DATA ROWS:
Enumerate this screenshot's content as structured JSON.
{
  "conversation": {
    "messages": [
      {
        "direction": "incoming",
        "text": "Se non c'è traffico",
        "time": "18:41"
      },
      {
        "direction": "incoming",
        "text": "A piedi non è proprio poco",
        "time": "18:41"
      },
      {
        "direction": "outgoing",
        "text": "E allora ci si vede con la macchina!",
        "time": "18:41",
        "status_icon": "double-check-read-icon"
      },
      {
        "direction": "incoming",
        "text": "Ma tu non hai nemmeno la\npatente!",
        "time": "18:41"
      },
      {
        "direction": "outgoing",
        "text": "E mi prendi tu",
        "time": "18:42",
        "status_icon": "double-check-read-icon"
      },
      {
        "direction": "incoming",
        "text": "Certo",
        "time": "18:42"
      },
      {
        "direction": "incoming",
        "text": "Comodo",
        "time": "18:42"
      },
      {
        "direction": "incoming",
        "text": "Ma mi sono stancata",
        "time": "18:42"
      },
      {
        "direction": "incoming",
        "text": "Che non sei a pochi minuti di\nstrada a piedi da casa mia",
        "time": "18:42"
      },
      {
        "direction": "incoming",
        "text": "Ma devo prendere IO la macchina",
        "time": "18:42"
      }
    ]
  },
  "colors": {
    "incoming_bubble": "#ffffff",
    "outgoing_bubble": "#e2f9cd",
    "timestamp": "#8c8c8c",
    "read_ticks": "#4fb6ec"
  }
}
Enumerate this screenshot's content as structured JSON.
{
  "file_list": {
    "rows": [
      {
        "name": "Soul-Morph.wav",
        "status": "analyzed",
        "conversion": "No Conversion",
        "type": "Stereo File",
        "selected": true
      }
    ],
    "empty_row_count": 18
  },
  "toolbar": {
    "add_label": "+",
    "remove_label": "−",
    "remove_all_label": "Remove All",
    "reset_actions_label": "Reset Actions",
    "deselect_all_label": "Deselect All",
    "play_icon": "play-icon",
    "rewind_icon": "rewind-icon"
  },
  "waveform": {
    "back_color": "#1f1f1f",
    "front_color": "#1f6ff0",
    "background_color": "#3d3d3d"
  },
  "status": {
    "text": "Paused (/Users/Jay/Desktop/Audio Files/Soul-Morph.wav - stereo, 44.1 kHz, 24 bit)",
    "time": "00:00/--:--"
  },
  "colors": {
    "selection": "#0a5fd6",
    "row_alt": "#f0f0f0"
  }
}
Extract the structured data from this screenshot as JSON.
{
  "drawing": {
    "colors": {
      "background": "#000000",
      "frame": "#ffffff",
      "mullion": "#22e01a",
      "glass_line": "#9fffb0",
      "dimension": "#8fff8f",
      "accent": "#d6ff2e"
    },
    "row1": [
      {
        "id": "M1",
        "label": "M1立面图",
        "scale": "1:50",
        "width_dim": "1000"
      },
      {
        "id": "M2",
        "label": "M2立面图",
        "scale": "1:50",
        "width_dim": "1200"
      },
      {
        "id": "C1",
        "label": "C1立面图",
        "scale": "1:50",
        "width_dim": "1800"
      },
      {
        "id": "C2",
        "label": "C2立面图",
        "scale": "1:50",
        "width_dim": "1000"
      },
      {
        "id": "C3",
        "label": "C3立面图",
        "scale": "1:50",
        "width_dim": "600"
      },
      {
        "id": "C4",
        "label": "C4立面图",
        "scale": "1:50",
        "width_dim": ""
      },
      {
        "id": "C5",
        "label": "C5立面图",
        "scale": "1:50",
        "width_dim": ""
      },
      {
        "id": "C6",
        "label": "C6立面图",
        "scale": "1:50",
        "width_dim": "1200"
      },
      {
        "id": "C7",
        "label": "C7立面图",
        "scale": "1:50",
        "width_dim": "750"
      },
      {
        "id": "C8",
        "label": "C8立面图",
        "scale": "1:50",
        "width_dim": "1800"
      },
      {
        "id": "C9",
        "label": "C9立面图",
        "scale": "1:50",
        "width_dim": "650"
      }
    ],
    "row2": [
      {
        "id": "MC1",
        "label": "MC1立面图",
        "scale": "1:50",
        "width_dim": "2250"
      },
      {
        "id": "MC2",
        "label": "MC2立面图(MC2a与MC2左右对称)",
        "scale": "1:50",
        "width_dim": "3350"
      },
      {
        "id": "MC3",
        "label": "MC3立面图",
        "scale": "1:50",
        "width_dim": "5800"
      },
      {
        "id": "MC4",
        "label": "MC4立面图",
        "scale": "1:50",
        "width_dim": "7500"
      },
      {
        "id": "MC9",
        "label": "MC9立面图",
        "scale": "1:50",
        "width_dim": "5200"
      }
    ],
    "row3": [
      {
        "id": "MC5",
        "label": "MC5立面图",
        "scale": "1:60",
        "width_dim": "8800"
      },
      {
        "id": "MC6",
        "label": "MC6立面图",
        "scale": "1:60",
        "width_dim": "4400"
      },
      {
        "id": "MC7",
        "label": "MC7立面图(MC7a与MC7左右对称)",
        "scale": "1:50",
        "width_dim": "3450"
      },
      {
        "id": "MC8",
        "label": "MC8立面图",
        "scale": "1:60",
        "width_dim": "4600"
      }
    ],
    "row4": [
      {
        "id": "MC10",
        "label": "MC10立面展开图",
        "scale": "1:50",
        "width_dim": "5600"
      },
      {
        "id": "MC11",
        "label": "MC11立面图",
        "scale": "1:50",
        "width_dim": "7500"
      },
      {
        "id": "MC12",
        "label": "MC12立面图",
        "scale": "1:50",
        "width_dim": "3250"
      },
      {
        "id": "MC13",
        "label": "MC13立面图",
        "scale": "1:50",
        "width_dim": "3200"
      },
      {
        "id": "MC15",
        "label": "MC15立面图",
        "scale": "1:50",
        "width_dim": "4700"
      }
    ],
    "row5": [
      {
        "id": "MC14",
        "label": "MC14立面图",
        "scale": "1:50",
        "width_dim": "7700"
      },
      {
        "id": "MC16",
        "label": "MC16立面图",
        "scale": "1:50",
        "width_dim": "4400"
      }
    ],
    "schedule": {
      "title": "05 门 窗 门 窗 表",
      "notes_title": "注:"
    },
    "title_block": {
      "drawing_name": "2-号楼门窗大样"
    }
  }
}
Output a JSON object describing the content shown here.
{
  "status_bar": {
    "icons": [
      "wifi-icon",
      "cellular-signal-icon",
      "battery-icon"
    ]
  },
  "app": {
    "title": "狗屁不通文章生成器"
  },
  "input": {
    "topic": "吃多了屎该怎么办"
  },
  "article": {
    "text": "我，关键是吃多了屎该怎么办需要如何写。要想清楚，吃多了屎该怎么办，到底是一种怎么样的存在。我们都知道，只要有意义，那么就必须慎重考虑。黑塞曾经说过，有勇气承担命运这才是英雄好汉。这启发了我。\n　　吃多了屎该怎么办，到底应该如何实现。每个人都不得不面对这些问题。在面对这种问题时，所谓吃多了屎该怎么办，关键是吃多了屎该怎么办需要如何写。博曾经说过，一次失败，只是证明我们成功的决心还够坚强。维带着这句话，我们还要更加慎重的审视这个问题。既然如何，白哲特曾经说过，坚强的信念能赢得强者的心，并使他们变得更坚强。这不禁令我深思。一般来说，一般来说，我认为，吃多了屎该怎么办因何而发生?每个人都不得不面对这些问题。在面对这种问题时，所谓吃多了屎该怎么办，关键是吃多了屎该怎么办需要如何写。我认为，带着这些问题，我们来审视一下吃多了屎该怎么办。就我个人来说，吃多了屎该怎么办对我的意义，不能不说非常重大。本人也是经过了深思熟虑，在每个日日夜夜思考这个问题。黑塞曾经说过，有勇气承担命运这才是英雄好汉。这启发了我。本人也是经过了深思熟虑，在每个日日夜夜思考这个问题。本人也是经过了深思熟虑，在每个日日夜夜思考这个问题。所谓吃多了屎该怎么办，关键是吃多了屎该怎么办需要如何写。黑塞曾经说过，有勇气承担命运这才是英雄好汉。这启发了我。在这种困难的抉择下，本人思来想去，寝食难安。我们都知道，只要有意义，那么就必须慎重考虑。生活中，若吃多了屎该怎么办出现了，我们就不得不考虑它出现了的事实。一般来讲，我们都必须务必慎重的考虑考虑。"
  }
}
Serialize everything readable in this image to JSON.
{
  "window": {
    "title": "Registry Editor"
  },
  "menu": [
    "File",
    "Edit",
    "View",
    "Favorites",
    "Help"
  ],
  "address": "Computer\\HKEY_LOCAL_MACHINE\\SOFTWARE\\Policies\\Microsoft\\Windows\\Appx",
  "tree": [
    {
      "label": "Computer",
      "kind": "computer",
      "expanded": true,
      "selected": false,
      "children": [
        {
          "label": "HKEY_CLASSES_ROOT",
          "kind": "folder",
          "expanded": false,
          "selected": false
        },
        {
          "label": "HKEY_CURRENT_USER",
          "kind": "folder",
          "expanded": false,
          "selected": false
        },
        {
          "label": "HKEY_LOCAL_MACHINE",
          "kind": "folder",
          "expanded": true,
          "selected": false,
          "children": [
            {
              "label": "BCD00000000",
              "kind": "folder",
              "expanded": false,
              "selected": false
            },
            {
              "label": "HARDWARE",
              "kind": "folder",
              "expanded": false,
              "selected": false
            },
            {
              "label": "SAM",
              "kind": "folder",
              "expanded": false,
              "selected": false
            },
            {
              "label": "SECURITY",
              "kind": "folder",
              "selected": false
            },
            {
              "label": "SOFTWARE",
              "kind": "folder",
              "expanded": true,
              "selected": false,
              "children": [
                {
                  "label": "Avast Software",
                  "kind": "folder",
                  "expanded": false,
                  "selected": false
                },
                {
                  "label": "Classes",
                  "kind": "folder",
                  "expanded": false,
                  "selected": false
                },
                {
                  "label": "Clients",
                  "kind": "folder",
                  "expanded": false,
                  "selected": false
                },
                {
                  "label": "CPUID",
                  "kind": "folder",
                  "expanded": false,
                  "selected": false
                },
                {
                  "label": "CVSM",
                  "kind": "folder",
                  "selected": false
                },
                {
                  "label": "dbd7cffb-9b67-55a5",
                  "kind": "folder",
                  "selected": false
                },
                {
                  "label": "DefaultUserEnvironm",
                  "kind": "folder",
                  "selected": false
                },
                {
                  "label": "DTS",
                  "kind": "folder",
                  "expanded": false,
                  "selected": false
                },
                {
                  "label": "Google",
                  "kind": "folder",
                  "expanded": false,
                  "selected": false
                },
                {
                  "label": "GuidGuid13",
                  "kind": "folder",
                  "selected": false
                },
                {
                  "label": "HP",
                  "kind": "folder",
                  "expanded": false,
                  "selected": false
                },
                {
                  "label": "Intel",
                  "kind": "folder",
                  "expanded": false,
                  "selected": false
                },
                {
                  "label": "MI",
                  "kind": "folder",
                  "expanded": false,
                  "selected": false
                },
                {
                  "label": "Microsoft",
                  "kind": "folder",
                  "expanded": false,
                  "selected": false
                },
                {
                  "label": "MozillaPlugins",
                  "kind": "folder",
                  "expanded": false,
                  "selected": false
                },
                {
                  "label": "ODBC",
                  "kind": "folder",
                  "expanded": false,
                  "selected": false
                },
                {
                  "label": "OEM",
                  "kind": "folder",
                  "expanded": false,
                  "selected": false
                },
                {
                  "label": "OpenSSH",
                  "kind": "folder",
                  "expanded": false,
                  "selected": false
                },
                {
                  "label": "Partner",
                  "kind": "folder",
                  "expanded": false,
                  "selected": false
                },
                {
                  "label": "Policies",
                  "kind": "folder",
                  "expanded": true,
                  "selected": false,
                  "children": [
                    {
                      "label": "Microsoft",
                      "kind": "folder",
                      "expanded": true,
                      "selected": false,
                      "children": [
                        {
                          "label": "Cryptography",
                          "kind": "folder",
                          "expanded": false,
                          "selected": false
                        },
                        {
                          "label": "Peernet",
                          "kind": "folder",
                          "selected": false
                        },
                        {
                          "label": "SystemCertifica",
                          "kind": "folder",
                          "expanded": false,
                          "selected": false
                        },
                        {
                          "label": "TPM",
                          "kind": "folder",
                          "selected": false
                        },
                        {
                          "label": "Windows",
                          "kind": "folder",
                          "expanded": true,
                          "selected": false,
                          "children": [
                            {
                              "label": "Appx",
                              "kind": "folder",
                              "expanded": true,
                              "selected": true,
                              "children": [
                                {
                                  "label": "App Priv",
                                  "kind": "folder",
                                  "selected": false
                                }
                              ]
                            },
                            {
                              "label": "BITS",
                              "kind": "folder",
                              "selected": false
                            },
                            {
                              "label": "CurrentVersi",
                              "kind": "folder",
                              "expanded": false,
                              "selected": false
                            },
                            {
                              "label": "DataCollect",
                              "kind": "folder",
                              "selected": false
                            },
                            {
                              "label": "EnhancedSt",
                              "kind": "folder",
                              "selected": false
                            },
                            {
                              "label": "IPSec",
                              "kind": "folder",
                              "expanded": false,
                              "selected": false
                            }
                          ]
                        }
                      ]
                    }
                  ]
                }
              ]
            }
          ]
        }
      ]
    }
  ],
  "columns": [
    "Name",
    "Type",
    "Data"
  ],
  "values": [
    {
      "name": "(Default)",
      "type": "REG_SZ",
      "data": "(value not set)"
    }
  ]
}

GIVEN REQUEST:
Reply with the number of lines in the material above that contain "children", and nothing more.

ANSWER FOR THE TASK:
7